WHAT NEEDS TO BE DONE:
The records below must be transcribed exactly. Do not include the pictures.

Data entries
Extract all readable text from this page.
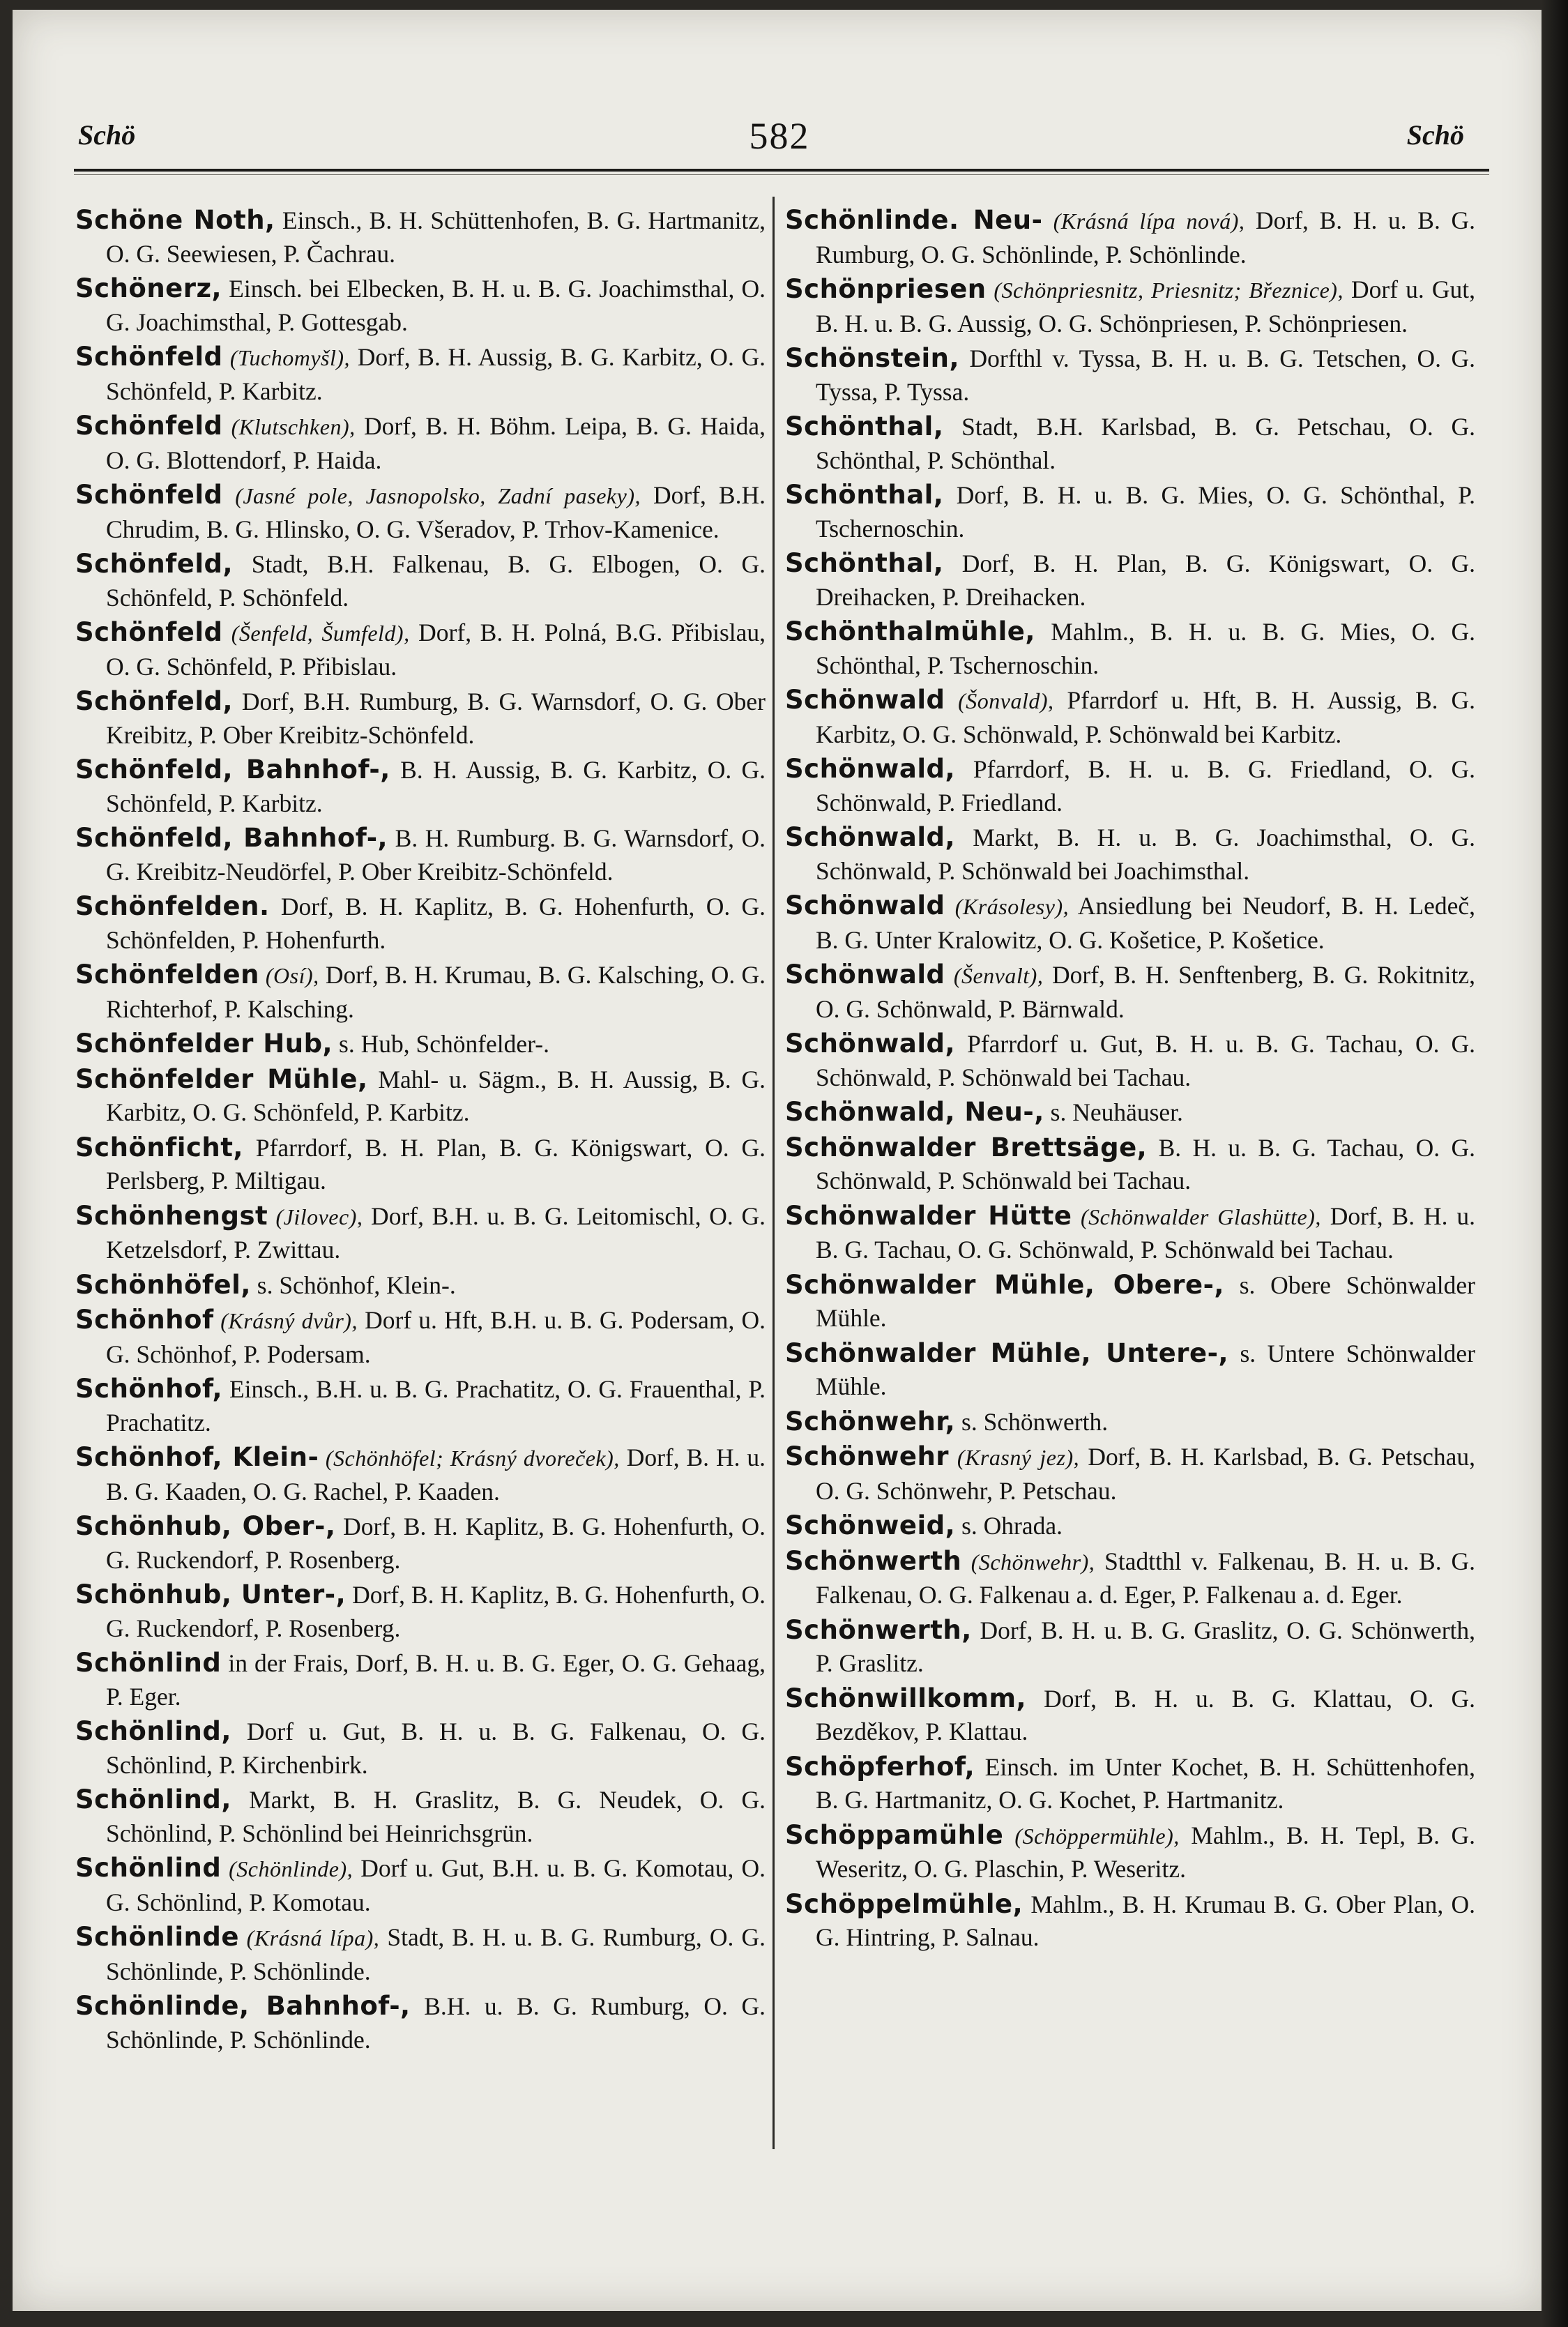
Schö	582	Schö
Schöne Noth, Einsch., B. H. Schüttenhofen, B. G. Hartmanitz, O. G. Seewiesen, P. Čachrau.
Schönerz, Einsch. bei Elbecken, B. H. u. B. G. Joachimsthal, O. G. Joachimsthal, P. Gottesgab.
Schönfeld (Tuchomyšl), Dorf, B. H. Aussig, B. G. Karbitz, O. G. Schönfeld, P. Karbitz.
Schönfeld (Klutschken), Dorf, B. H. Böhm. Leipa, B. G. Haida, O. G. Blottendorf, P. Haida.
Schönfeld (Jasné pole, Jasnopolsko, Zadní paseky), Dorf, B.H. Chrudim, B. G. Hlinsko, O. G. Všeradov, P. Trhov-Kamenice.
Schönfeld, Stadt, B.H. Falkenau, B. G. Elbogen, O. G. Schönfeld, P. Schönfeld.
Schönfeld (Šenfeld, Šumfeld), Dorf, B. H. Polná, B.G. Přibislau, O. G. Schönfeld, P. Přibislau.
Schönfeld, Dorf, B.H. Rumburg, B. G. Warnsdorf, O. G. Ober Kreibitz, P. Ober Kreibitz-Schönfeld.
Schönfeld, Bahnhof-, B. H. Aussig, B. G. Karbitz, O. G. Schönfeld, P. Karbitz.
Schönfeld, Bahnhof-, B. H. Rumburg. B. G. Warnsdorf, O. G. Kreibitz-Neudörfel, P. Ober Kreibitz-Schönfeld.
Schönfelden. Dorf, B. H. Kaplitz, B. G. Hohenfurth, O. G. Schönfelden, P. Hohenfurth.
Schönfelden (Osí), Dorf, B. H. Krumau, B. G. Kalsching, O. G. Richterhof, P. Kalsching.
Schönfelder Hub, s. Hub, Schönfelder-.
Schönfelder Mühle, Mahl- u. Sägm., B. H. Aussig, B. G. Karbitz, O. G. Schönfeld, P. Karbitz.
Schönficht, Pfarrdorf, B. H. Plan, B. G. Königswart, O. G. Perlsberg, P. Miltigau.
Schönhengst (Jilovec), Dorf, B.H. u. B. G. Leitomischl, O. G. Ketzelsdorf, P. Zwittau.
Schönhöfel, s. Schönhof, Klein-.
Schönhof (Krásný dvůr), Dorf u. Hft, B.H. u. B. G. Podersam, O. G. Schönhof, P. Podersam.
Schönhof, Einsch., B.H. u. B. G. Prachatitz, O. G. Frauenthal, P. Prachatitz.
Schönhof, Klein- (Schönhöfel; Krásný dvoreček), Dorf, B. H. u. B. G. Kaaden, O. G. Rachel, P. Kaaden.
Schönhub, Ober-, Dorf, B. H. Kaplitz, B. G. Hohenfurth, O. G. Ruckendorf, P. Rosenberg.
Schönhub, Unter-, Dorf, B. H. Kaplitz, B. G. Hohenfurth, O. G. Ruckendorf, P. Rosenberg.
Schönlind in der Frais, Dorf, B. H. u. B. G. Eger, O. G. Gehaag, P. Eger.
Schönlind, Dorf u. Gut, B. H. u. B. G. Falkenau, O. G. Schönlind, P. Kirchenbirk.
Schönlind, Markt, B. H. Graslitz, B. G. Neudek, O. G. Schönlind, P. Schönlind bei Heinrichsgrün.
Schönlind (Schönlinde), Dorf u. Gut, B.H. u. B. G. Komotau, O. G. Schönlind, P. Komotau.
Schönlinde (Krásná lípa), Stadt, B. H. u. B. G. Rumburg, O. G. Schönlinde, P. Schönlinde.
Schönlinde, Bahnhof-, B.H. u. B. G. Rumburg, O. G. Schönlinde, P. Schönlinde.
Schönlinde. Neu- (Krásná lípa nová), Dorf, B. H. u. B. G. Rumburg, O. G. Schönlinde, P. Schönlinde.
Schönpriesen (Schönpriesnitz, Priesnitz; Březnice), Dorf u. Gut, B. H. u. B. G. Aussig, O. G. Schönpriesen, P. Schönpriesen.
Schönstein, Dorfthl v. Tyssa, B. H. u. B. G. Tetschen, O. G. Tyssa, P. Tyssa.
Schönthal, Stadt, B.H. Karlsbad, B. G. Petschau, O. G. Schönthal, P. Schönthal.
Schönthal, Dorf, B. H. u. B. G. Mies, O. G. Schönthal, P. Tschernoschin.
Schönthal, Dorf, B. H. Plan, B. G. Königswart, O. G. Dreihacken, P. Dreihacken.
Schönthalmühle, Mahlm., B. H. u. B. G. Mies, O. G. Schönthal, P. Tschernoschin.
Schönwald (Šonvald), Pfarrdorf u. Hft, B. H. Aussig, B. G. Karbitz, O. G. Schönwald, P. Schönwald bei Karbitz.
Schönwald, Pfarrdorf, B. H. u. B. G. Friedland, O. G. Schönwald, P. Friedland.
Schönwald, Markt, B. H. u. B. G. Joachimsthal, O. G. Schönwald, P. Schönwald bei Joachimsthal.
Schönwald (Krásolesy), Ansiedlung bei Neudorf, B. H. Ledeč, B. G. Unter Kralowitz, O. G. Košetice, P. Košetice.
Schönwald (Šenvalt), Dorf, B. H. Senftenberg, B. G. Rokitnitz, O. G. Schönwald, P. Bärnwald.
Schönwald, Pfarrdorf u. Gut, B. H. u. B. G. Tachau, O. G. Schönwald, P. Schönwald bei Tachau.
Schönwald, Neu-, s. Neuhäuser.
Schönwalder Brettsäge, B. H. u. B. G. Tachau, O. G. Schönwald, P. Schönwald bei Tachau.
Schönwalder Hütte (Schönwalder Glashütte), Dorf, B. H. u. B. G. Tachau, O. G. Schönwald, P. Schönwald bei Tachau.
Schönwalder Mühle, Obere-, s. Obere Schönwalder Mühle.
Schönwalder Mühle, Untere-, s. Untere Schönwalder Mühle.
Schönwehr, s. Schönwerth.
Schönwehr (Krasný jez), Dorf, B. H. Karlsbad, B. G. Petschau, O. G. Schönwehr, P. Petschau.
Schönweid, s. Ohrada.
Schönwerth (Schönwehr), Stadtthl v. Falkenau, B. H. u. B. G. Falkenau, O. G. Falkenau a. d. Eger, P. Falkenau a. d. Eger.
Schönwerth, Dorf, B. H. u. B. G. Graslitz, O. G. Schönwerth, P. Graslitz.
Schönwillkomm, Dorf, B. H. u. B. G. Klattau, O. G. Bezděkov, P. Klattau.
Schöpferhof, Einsch. im Unter Kochet, B. H. Schüttenhofen, B. G. Hartmanitz, O. G. Kochet, P. Hartmanitz.
Schöppamühle (Schöppermühle), Mahlm., B. H. Tepl, B. G. Weseritz, O. G. Plaschin, P. Weseritz.
Schöppelmühle, Mahlm., B. H. Krumau B. G. Ober Plan, O. G. Hintring, P. Salnau.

ANSWER BELOW:
Extract all readable text from this page.
Schö	582	Schö
Schöne Noth, Einsch., B. H. Schüttenhofen, B. G. Hartmanitz, O. G. Seewiesen, P. Čachrau.
Schönerz, Einsch. bei Elbecken, B. H. u. B. G. Joachimsthal, O. G. Joachimsthal, P. Gottesgab.
Schönfeld (Tuchomyšl), Dorf, B. H. Aussig, B. G. Karbitz, O. G. Schönfeld, P. Karbitz.
Schönfeld (Klutschken), Dorf, B. H. Böhm. Leipa, B. G. Haida, O. G. Blottendorf, P. Haida.
Schönfeld (Jasné pole, Jasnopolsko, Zadní paseky), Dorf, B.H. Chrudim, B. G. Hlinsko, O. G. Všeradov, P. Trhov-Kamenice.
Schönfeld, Stadt, B.H. Falkenau, B. G. Elbogen, O. G. Schönfeld, P. Schönfeld.
Schönfeld (Šenfeld, Šumfeld), Dorf, B. H. Polná, B.G. Přibislau, O. G. Schönfeld, P. Přibislau.
Schönfeld, Dorf, B.H. Rumburg, B. G. Warnsdorf, O. G. Ober Kreibitz, P. Ober Kreibitz-Schönfeld.
Schönfeld, Bahnhof-, B. H. Aussig, B. G. Karbitz, O. G. Schönfeld, P. Karbitz.
Schönfeld, Bahnhof-, B. H. Rumburg. B. G. Warnsdorf, O. G. Kreibitz-Neudörfel, P. Ober Kreibitz-Schönfeld.
Schönfelden. Dorf, B. H. Kaplitz, B. G. Hohenfurth, O. G. Schönfelden, P. Hohenfurth.
Schönfelden (Osí), Dorf, B. H. Krumau, B. G. Kalsching, O. G. Richterhof, P. Kalsching.
Schönfelder Hub, s. Hub, Schönfelder-.
Schönfelder Mühle, Mahl- u. Sägm., B. H. Aussig, B. G. Karbitz, O. G. Schönfeld, P. Karbitz.
Schönficht, Pfarrdorf, B. H. Plan, B. G. Königswart, O. G. Perlsberg, P. Miltigau.
Schönhengst (Jilovec), Dorf, B.H. u. B. G. Leitomischl, O. G. Ketzelsdorf, P. Zwittau.
Schönhöfel, s. Schönhof, Klein-.
Schönhof (Krásný dvůr), Dorf u. Hft, B.H. u. B. G. Podersam, O. G. Schönhof, P. Podersam.
Schönhof, Einsch., B.H. u. B. G. Prachatitz, O. G. Frauenthal, P. Prachatitz.
Schönhof, Klein- (Schönhöfel; Krásný dvoreček), Dorf, B. H. u. B. G. Kaaden, O. G. Rachel, P. Kaaden.
Schönhub, Ober-, Dorf, B. H. Kaplitz, B. G. Hohenfurth, O. G. Ruckendorf, P. Rosenberg.
Schönhub, Unter-, Dorf, B. H. Kaplitz, B. G. Hohenfurth, O. G. Ruckendorf, P. Rosenberg.
Schönlind in der Frais, Dorf, B. H. u. B. G. Eger, O. G. Gehaag, P. Eger.
Schönlind, Dorf u. Gut, B. H. u. B. G. Falkenau, O. G. Schönlind, P. Kirchenbirk.
Schönlind, Markt, B. H. Graslitz, B. G. Neudek, O. G. Schönlind, P. Schönlind bei Heinrichsgrün.
Schönlind (Schönlinde), Dorf u. Gut, B.H. u. B. G. Komotau, O. G. Schönlind, P. Komotau.
Schönlinde (Krásná lípa), Stadt, B. H. u. B. G. Rumburg, O. G. Schönlinde, P. Schönlinde.
Schönlinde, Bahnhof-, B.H. u. B. G. Rumburg, O. G. Schönlinde, P. Schönlinde.
Schönlinde. Neu- (Krásná lípa nová), Dorf, B. H. u. B. G. Rumburg, O. G. Schönlinde, P. Schönlinde.
Schönpriesen (Schönpriesnitz, Priesnitz; Březnice), Dorf u. Gut, B. H. u. B. G. Aussig, O. G. Schönpriesen, P. Schönpriesen.
Schönstein, Dorfthl v. Tyssa, B. H. u. B. G. Tetschen, O. G. Tyssa, P. Tyssa.
Schönthal, Stadt, B.H. Karlsbad, B. G. Petschau, O. G. Schönthal, P. Schönthal.
Schönthal, Dorf, B. H. u. B. G. Mies, O. G. Schönthal, P. Tschernoschin.
Schönthal, Dorf, B. H. Plan, B. G. Königswart, O. G. Dreihacken, P. Dreihacken.
Schönthalmühle, Mahlm., B. H. u. B. G. Mies, O. G. Schönthal, P. Tschernoschin.
Schönwald (Šonvald), Pfarrdorf u. Hft, B. H. Aussig, B. G. Karbitz, O. G. Schönwald, P. Schönwald bei Karbitz.
Schönwald, Pfarrdorf, B. H. u. B. G. Friedland, O. G. Schönwald, P. Friedland.
Schönwald, Markt, B. H. u. B. G. Joachimsthal, O. G. Schönwald, P. Schönwald bei Joachimsthal.
Schönwald (Krásolesy), Ansiedlung bei Neudorf, B. H. Ledeč, B. G. Unter Kralowitz, O. G. Košetice, P. Košetice.
Schönwald (Šenvalt), Dorf, B. H. Senftenberg, B. G. Rokitnitz, O. G. Schönwald, P. Bärnwald.
Schönwald, Pfarrdorf u. Gut, B. H. u. B. G. Tachau, O. G. Schönwald, P. Schönwald bei Tachau.
Schönwald, Neu-, s. Neuhäuser.
Schönwalder Brettsäge, B. H. u. B. G. Tachau, O. G. Schönwald, P. Schönwald bei Tachau.
Schönwalder Hütte (Schönwalder Glashütte), Dorf, B. H. u. B. G. Tachau, O. G. Schönwald, P. Schönwald bei Tachau.
Schönwalder Mühle, Obere-, s. Obere Schönwalder Mühle.
Schönwalder Mühle, Untere-, s. Untere Schönwalder Mühle.
Schönwehr, s. Schönwerth.
Schönwehr (Krasný jez), Dorf, B. H. Karlsbad, B. G. Petschau, O. G. Schönwehr, P. Petschau.
Schönweid, s. Ohrada.
Schönwerth (Schönwehr), Stadtthl v. Falkenau, B. H. u. B. G. Falkenau, O. G. Falkenau a. d. Eger, P. Falkenau a. d. Eger.
Schönwerth, Dorf, B. H. u. B. G. Graslitz, O. G. Schönwerth, P. Graslitz.
Schönwillkomm, Dorf, B. H. u. B. G. Klattau, O. G. Bezděkov, P. Klattau.
Schöpferhof, Einsch. im Unter Kochet, B. H. Schüttenhofen, B. G. Hartmanitz, O. G. Kochet, P. Hartmanitz.
Schöppamühle (Schöppermühle), Mahlm., B. H. Tepl, B. G. Weseritz, O. G. Plaschin, P. Weseritz.
Schöppelmühle, Mahlm., B. H. Krumau B. G. Ober Plan, O. G. Hintring, P. Salnau.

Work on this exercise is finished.